● **Problem to solve**: Read through the data and report every line in which the word "square" occurs.

_ _ _ _ _

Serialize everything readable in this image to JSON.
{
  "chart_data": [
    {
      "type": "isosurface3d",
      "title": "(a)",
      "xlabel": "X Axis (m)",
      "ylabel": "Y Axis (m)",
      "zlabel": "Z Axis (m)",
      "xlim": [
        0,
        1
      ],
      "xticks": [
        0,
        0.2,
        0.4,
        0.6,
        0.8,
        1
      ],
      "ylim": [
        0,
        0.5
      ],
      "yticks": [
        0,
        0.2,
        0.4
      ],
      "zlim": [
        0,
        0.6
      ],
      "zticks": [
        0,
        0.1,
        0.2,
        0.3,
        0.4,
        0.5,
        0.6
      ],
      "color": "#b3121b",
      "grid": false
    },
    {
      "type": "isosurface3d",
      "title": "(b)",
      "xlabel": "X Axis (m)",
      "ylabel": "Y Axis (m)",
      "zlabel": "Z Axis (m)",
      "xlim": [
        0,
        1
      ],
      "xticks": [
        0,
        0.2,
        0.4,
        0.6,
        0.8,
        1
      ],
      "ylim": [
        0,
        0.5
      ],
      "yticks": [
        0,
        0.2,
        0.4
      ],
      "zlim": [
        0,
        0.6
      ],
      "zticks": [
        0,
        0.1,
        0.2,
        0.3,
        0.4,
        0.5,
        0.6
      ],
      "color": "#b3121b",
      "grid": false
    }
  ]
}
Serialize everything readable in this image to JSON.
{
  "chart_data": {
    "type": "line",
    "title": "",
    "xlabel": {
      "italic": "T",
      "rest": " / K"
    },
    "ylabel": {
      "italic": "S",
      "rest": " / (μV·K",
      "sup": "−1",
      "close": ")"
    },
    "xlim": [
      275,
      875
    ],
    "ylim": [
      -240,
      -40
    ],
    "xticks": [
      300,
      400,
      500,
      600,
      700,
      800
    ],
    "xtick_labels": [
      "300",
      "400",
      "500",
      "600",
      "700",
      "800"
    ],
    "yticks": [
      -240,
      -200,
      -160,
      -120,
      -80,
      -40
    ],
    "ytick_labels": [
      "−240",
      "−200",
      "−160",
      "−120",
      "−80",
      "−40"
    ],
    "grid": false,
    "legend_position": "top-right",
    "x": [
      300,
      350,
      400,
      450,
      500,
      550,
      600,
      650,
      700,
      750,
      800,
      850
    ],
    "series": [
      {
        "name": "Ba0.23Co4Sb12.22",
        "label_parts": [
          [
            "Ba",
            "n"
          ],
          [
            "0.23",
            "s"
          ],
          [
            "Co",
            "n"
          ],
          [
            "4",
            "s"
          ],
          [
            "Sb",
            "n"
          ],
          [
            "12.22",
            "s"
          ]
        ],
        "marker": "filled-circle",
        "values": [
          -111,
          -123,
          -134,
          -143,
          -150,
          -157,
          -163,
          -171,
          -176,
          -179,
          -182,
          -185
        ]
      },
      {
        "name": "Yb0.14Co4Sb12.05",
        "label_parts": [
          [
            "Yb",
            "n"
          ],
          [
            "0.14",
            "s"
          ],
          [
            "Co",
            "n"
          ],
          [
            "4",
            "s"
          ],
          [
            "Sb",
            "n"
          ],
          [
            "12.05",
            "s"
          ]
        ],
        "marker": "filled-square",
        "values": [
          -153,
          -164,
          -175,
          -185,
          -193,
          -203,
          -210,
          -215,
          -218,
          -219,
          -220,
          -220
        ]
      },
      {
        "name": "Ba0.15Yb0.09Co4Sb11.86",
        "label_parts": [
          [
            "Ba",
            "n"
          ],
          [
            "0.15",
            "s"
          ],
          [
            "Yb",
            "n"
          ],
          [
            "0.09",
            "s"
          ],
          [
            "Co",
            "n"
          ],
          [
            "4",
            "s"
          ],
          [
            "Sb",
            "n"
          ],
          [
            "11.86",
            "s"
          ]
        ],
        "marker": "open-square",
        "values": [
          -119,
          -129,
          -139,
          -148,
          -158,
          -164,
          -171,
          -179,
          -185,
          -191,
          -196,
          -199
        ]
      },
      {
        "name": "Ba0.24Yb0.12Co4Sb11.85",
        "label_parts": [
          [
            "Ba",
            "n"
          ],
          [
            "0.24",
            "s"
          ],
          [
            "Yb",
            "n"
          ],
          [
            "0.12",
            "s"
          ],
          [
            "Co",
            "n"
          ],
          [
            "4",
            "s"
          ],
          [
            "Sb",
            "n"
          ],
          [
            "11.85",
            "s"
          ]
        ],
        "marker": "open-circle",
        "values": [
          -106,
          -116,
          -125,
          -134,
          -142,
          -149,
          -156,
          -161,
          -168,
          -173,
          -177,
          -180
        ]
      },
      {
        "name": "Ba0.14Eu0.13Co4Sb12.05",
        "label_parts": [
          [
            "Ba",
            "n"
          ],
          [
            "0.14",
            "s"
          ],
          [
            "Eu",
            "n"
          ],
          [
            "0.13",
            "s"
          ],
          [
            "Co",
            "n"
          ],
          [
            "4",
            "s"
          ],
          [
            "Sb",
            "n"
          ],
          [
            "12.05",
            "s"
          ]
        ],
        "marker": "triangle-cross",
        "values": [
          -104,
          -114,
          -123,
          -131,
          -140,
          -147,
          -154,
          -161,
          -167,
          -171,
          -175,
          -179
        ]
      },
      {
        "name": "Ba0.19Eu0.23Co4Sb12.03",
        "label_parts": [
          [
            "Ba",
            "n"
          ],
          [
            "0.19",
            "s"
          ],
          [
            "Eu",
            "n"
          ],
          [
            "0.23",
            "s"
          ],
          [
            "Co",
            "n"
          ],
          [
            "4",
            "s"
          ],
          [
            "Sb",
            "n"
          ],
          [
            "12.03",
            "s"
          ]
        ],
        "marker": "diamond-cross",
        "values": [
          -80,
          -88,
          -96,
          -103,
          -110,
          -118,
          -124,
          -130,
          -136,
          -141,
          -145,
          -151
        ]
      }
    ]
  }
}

_ _ _ _ _

● **Exercise output**:
        "marker": "filled-square",
        "marker": "open-square",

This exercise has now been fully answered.